• INSTRUCTIONS FOR THE TASK: Search the material below for the string "xlabel" and extract each line that has it.

• ENTRIES SHOWN:
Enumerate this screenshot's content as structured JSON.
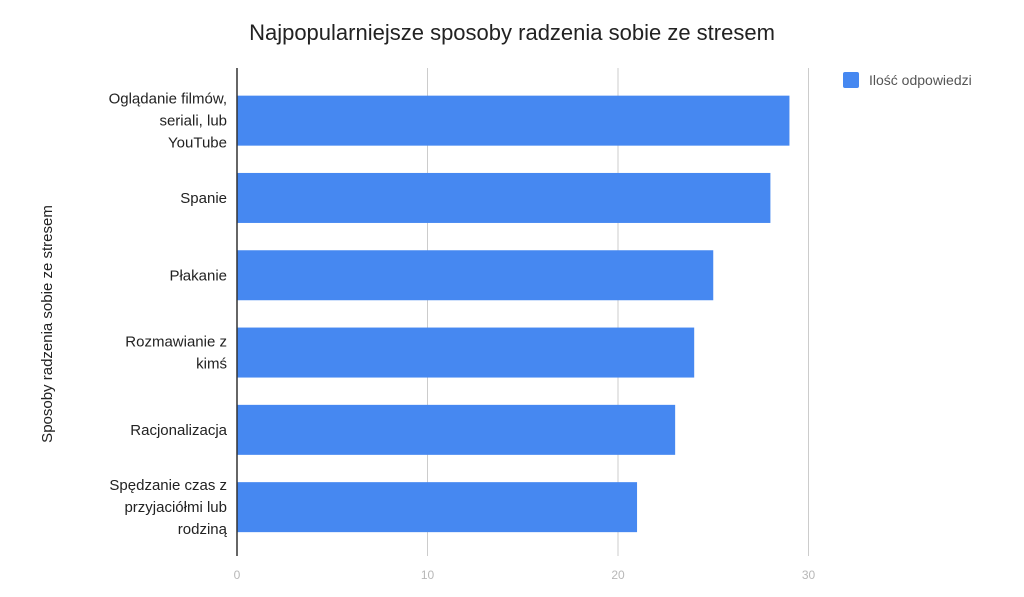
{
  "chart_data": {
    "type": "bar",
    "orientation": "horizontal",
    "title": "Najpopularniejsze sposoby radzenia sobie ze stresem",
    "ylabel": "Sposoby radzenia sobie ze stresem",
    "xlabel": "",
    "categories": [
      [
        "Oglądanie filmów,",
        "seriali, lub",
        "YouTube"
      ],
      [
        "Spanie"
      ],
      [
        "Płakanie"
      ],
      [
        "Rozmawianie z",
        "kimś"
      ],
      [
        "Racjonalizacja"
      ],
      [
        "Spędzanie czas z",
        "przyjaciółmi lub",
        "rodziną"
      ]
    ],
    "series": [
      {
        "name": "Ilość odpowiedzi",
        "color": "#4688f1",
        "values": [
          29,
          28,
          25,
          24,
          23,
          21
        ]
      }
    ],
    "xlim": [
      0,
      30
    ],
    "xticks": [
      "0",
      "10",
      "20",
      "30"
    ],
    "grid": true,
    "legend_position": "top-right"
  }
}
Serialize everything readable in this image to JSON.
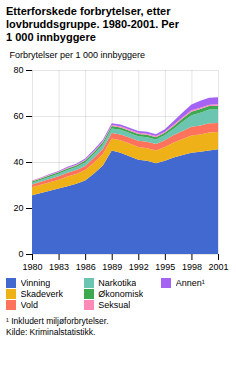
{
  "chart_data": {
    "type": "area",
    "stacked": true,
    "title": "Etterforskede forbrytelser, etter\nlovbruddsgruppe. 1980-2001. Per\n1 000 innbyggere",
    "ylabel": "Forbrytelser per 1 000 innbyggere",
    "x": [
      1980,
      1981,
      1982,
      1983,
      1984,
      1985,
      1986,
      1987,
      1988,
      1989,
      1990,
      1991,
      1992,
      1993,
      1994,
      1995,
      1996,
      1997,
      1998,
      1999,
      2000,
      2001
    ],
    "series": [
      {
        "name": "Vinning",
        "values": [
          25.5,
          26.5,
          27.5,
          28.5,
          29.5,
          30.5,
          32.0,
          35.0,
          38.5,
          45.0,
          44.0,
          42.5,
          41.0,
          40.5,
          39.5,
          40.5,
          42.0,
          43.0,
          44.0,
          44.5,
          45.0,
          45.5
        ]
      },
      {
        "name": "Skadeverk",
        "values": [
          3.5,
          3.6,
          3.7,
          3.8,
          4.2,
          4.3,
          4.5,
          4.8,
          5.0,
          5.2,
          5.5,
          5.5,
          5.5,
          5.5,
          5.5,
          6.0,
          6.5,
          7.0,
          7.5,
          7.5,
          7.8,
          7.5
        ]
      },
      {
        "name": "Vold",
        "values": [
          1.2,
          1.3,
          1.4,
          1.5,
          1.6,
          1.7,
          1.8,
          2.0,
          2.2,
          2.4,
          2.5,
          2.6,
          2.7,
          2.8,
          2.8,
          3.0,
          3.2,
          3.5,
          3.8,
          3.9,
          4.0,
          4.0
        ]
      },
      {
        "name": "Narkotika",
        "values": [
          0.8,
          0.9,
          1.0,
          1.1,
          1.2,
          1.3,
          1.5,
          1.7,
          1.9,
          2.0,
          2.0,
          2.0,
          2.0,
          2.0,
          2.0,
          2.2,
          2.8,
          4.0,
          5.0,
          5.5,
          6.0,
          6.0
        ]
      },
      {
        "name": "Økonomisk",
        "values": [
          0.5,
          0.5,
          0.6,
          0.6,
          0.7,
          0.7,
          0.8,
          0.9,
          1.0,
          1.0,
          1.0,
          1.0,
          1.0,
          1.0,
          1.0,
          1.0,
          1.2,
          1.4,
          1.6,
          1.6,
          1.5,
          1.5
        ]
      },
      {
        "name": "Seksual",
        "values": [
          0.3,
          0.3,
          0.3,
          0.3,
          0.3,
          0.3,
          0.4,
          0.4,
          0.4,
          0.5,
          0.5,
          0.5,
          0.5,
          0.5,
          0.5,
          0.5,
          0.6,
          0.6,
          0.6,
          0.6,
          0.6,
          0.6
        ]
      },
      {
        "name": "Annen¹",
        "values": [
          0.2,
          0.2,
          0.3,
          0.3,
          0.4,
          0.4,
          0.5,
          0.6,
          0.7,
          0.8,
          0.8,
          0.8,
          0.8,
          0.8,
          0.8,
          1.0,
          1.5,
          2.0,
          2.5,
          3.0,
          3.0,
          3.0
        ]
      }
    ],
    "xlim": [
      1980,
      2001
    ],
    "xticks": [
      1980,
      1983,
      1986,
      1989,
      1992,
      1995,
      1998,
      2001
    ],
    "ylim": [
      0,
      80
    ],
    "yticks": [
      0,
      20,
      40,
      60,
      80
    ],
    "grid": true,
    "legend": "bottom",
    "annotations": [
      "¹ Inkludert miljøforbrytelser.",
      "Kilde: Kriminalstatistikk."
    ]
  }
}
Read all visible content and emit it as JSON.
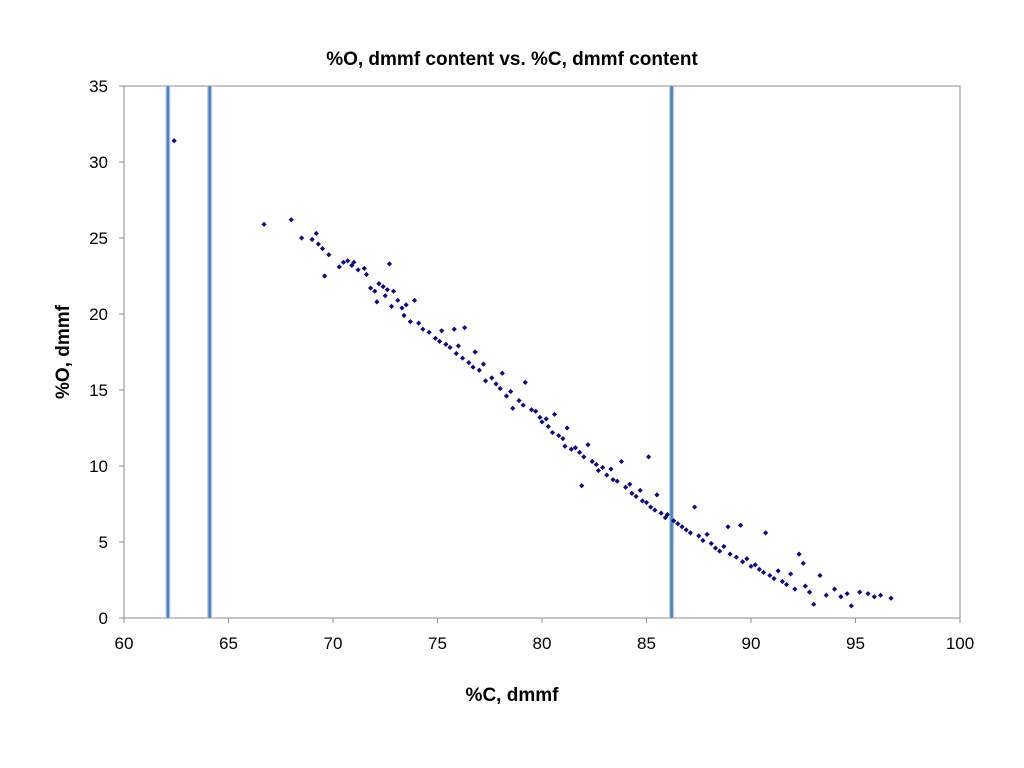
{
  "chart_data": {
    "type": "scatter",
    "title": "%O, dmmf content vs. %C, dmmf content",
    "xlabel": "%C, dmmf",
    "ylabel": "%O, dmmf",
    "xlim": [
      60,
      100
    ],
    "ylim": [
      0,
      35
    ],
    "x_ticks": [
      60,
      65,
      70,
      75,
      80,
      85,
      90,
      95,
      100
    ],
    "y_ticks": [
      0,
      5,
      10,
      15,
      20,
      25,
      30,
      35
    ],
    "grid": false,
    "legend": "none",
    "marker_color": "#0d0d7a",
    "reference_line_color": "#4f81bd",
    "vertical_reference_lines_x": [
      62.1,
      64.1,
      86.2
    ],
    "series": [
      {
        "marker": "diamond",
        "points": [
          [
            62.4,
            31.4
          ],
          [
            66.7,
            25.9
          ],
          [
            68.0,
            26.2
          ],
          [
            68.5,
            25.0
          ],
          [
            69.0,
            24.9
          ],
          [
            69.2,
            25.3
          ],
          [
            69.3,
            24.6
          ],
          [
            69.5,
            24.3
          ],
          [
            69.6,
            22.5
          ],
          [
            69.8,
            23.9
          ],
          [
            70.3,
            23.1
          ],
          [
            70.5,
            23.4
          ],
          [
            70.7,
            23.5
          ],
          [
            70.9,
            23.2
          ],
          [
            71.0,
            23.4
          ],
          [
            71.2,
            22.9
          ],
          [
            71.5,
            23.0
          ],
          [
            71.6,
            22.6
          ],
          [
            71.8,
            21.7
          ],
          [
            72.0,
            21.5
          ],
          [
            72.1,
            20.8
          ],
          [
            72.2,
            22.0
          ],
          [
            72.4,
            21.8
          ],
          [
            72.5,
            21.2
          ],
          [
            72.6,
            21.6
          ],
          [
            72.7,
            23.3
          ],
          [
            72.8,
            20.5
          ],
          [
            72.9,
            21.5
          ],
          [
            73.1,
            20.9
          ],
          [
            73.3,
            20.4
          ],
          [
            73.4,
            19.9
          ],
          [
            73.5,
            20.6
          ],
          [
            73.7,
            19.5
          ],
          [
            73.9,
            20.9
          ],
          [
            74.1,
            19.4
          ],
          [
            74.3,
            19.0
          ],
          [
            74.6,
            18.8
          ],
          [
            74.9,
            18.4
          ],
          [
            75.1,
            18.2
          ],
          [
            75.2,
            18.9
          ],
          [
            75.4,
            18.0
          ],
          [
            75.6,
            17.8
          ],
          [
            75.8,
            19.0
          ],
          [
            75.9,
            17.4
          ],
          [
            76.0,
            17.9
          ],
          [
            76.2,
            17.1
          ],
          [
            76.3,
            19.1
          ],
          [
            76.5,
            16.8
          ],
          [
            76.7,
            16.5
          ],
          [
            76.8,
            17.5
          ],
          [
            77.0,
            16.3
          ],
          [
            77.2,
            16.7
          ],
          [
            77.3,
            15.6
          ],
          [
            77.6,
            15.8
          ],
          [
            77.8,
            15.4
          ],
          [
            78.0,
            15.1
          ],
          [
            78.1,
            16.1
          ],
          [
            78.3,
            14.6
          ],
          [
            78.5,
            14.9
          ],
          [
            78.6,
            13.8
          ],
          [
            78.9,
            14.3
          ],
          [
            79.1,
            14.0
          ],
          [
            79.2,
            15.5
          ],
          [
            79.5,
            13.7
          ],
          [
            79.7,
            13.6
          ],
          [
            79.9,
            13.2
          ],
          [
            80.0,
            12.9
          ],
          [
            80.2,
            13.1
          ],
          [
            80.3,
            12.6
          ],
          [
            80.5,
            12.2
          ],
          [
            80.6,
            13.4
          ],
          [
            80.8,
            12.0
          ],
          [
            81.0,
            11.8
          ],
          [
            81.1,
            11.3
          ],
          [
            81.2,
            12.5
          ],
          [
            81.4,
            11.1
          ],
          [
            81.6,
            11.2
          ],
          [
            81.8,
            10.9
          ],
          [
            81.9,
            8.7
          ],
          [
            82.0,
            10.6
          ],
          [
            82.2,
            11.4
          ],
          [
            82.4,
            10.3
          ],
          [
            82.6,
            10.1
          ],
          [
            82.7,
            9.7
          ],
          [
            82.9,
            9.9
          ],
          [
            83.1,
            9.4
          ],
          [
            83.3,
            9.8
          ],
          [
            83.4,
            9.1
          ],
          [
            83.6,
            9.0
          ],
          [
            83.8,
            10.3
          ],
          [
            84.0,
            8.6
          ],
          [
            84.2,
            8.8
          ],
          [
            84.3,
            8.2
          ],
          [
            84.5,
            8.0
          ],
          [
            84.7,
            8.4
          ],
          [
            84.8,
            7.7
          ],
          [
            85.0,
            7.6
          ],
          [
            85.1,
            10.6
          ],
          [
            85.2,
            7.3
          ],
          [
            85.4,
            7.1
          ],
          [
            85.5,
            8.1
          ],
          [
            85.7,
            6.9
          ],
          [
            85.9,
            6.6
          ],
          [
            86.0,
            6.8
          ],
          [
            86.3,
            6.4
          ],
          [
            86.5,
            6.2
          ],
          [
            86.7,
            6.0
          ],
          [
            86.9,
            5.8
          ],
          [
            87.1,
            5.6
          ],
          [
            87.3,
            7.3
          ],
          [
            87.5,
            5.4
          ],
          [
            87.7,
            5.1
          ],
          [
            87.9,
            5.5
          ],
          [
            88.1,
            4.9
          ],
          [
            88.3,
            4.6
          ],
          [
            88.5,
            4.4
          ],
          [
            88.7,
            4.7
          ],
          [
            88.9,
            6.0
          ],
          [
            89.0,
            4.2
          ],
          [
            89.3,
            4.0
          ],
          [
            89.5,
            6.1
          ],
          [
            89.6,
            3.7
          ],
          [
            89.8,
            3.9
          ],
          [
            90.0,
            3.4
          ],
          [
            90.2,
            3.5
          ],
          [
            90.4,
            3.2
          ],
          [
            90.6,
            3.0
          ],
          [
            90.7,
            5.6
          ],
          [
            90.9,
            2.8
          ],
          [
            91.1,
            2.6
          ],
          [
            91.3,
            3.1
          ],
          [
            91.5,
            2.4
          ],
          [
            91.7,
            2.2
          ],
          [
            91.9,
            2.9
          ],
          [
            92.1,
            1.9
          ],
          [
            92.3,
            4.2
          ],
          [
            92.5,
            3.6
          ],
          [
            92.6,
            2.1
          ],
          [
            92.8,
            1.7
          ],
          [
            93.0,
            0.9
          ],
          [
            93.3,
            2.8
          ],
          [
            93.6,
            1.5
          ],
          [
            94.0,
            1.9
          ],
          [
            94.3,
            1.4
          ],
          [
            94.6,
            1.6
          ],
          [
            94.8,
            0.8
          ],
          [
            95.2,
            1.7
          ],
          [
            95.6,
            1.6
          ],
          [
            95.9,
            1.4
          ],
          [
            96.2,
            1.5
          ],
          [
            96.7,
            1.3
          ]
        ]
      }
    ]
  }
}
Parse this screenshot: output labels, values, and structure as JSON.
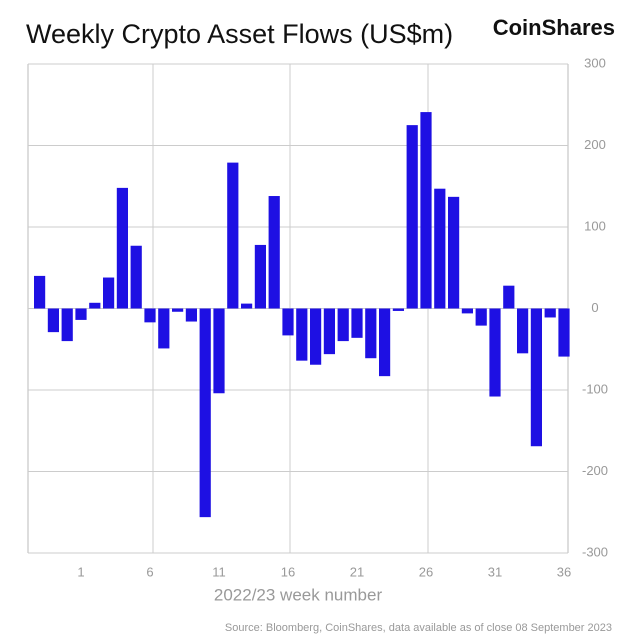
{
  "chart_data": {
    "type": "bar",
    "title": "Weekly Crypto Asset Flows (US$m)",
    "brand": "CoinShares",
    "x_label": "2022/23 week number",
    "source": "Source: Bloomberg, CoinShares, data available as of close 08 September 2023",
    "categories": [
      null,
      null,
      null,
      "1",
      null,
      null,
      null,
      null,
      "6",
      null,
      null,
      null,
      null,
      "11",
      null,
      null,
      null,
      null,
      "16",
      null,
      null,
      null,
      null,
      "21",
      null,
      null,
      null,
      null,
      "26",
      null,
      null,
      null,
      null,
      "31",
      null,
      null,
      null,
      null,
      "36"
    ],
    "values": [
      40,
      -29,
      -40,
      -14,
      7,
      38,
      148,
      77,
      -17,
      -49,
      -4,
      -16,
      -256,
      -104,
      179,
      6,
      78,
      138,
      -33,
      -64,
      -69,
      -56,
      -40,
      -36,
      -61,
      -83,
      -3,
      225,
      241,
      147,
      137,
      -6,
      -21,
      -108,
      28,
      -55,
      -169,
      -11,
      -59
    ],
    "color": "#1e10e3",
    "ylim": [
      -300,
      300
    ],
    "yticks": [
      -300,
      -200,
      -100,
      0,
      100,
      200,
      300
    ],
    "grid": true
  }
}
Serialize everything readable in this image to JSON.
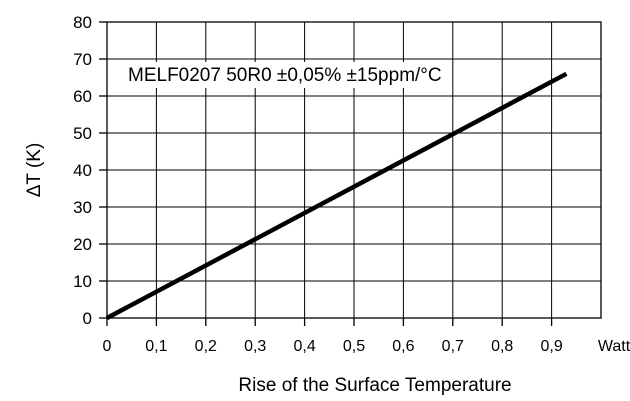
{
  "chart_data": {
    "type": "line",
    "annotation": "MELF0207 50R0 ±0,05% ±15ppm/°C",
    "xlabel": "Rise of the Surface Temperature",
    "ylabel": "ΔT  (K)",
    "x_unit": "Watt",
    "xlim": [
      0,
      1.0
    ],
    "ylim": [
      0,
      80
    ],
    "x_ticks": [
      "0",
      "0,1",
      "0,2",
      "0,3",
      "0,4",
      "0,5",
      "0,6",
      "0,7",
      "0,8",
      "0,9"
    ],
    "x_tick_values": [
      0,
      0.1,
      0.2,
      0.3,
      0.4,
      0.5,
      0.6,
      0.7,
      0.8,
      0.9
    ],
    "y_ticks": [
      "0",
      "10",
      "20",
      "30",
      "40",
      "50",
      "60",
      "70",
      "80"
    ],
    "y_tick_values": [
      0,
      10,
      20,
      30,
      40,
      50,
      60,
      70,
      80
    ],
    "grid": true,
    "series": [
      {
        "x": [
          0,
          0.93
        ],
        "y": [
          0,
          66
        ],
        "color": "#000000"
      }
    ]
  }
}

• SOLUTION FOR THIS EXERCISE:
    "xlabel": "",
    "xlabel": "%C, dmmf",
    "xlabel": "Rise of the Surface Temperature",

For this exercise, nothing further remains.